━━━━━ Records for processing ━━━━━

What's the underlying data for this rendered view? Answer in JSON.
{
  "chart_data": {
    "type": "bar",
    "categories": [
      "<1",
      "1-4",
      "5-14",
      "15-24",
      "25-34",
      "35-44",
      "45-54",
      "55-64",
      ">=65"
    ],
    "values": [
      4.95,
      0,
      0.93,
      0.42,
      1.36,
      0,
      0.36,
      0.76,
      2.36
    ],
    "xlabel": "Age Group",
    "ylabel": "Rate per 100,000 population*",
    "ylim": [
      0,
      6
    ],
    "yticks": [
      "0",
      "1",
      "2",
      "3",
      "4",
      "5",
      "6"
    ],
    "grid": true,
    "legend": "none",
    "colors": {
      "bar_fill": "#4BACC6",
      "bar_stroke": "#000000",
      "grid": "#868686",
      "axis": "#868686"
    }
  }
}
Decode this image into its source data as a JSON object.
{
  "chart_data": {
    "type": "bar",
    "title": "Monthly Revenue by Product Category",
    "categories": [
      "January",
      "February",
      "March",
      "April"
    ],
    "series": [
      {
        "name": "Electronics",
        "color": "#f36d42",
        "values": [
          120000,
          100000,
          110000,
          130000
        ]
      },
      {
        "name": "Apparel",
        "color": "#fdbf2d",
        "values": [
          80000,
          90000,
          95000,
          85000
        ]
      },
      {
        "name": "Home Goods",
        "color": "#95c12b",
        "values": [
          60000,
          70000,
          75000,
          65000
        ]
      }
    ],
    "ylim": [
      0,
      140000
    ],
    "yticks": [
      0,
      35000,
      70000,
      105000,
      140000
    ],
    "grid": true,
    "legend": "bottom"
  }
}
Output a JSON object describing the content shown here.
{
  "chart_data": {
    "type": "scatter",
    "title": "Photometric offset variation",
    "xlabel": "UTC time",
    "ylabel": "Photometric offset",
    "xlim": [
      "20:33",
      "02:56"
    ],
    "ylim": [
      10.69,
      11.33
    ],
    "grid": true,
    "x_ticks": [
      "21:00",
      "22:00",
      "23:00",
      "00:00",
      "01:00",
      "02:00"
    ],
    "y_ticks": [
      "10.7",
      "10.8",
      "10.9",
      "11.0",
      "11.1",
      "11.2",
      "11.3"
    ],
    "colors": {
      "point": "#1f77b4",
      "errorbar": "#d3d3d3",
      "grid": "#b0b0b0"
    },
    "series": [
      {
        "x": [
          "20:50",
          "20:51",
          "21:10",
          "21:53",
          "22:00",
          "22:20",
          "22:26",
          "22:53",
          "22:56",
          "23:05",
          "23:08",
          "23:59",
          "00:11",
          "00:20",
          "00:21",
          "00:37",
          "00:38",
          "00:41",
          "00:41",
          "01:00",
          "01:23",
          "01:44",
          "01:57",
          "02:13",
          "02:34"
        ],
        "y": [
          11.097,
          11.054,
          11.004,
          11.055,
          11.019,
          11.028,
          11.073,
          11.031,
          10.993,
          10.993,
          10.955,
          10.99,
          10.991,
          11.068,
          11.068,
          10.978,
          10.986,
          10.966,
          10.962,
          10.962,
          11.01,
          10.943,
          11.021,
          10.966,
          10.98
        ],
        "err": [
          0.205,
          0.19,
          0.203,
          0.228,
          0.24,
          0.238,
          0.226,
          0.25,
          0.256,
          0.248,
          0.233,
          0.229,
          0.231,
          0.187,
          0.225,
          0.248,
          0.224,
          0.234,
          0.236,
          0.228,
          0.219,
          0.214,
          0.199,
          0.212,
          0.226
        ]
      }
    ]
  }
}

━━━━━

• Request
Write out the entire listing exactly.

• Written solution
What's the underlying data for this rendered view? Answer in JSON.
{
  "chart_data": {
    "type": "bar",
    "categories": [
      "<1",
      "1-4",
      "5-14",
      "15-24",
      "25-34",
      "35-44",
      "45-54",
      "55-64",
      ">=65"
    ],
    "values": [
      4.95,
      0,
      0.93,
      0.42,
      1.36,
      0,
      0.36,
      0.76,
      2.36
    ],
    "xlabel": "Age Group",
    "ylabel": "Rate per 100,000 population*",
    "ylim": [
      0,
      6
    ],
    "yticks": [
      "0",
      "1",
      "2",
      "3",
      "4",
      "5",
      "6"
    ],
    "grid": true,
    "legend": "none",
    "colors": {
      "bar_fill": "#4BACC6",
      "bar_stroke": "#000000",
      "grid": "#868686",
      "axis": "#868686"
    }
  }
}
Decode this image into its source data as a JSON object.
{
  "chart_data": {
    "type": "bar",
    "title": "Monthly Revenue by Product Category",
    "categories": [
      "January",
      "February",
      "March",
      "April"
    ],
    "series": [
      {
        "name": "Electronics",
        "color": "#f36d42",
        "values": [
          120000,
          100000,
          110000,
          130000
        ]
      },
      {
        "name": "Apparel",
        "color": "#fdbf2d",
        "values": [
          80000,
          90000,
          95000,
          85000
        ]
      },
      {
        "name": "Home Goods",
        "color": "#95c12b",
        "values": [
          60000,
          70000,
          75000,
          65000
        ]
      }
    ],
    "ylim": [
      0,
      140000
    ],
    "yticks": [
      0,
      35000,
      70000,
      105000,
      140000
    ],
    "grid": true,
    "legend": "bottom"
  }
}
Output a JSON object describing the content shown here.
{
  "chart_data": {
    "type": "scatter",
    "title": "Photometric offset variation",
    "xlabel": "UTC time",
    "ylabel": "Photometric offset",
    "xlim": [
      "20:33",
      "02:56"
    ],
    "ylim": [
      10.69,
      11.33
    ],
    "grid": true,
    "x_ticks": [
      "21:00",
      "22:00",
      "23:00",
      "00:00",
      "01:00",
      "02:00"
    ],
    "y_ticks": [
      "10.7",
      "10.8",
      "10.9",
      "11.0",
      "11.1",
      "11.2",
      "11.3"
    ],
    "colors": {
      "point": "#1f77b4",
      "errorbar": "#d3d3d3",
      "grid": "#b0b0b0"
    },
    "series": [
      {
        "x": [
          "20:50",
          "20:51",
          "21:10",
          "21:53",
          "22:00",
          "22:20",
          "22:26",
          "22:53",
          "22:56",
          "23:05",
          "23:08",
          "23:59",
          "00:11",
          "00:20",
          "00:21",
          "00:37",
          "00:38",
          "00:41",
          "00:41",
          "01:00",
          "01:23",
          "01:44",
          "01:57",
          "02:13",
          "02:34"
        ],
        "y": [
          11.097,
          11.054,
          11.004,
          11.055,
          11.019,
          11.028,
          11.073,
          11.031,
          10.993,
          10.993,
          10.955,
          10.99,
          10.991,
          11.068,
          11.068,
          10.978,
          10.986,
          10.966,
          10.962,
          10.962,
          11.01,
          10.943,
          11.021,
          10.966,
          10.98
        ],
        "err": [
          0.205,
          0.19,
          0.203,
          0.228,
          0.24,
          0.238,
          0.226,
          0.25,
          0.256,
          0.248,
          0.233,
          0.229,
          0.231,
          0.187,
          0.225,
          0.248,
          0.224,
          0.234,
          0.236,
          0.228,
          0.219,
          0.214,
          0.199,
          0.212,
          0.226
        ]
      }
    ]
  }
}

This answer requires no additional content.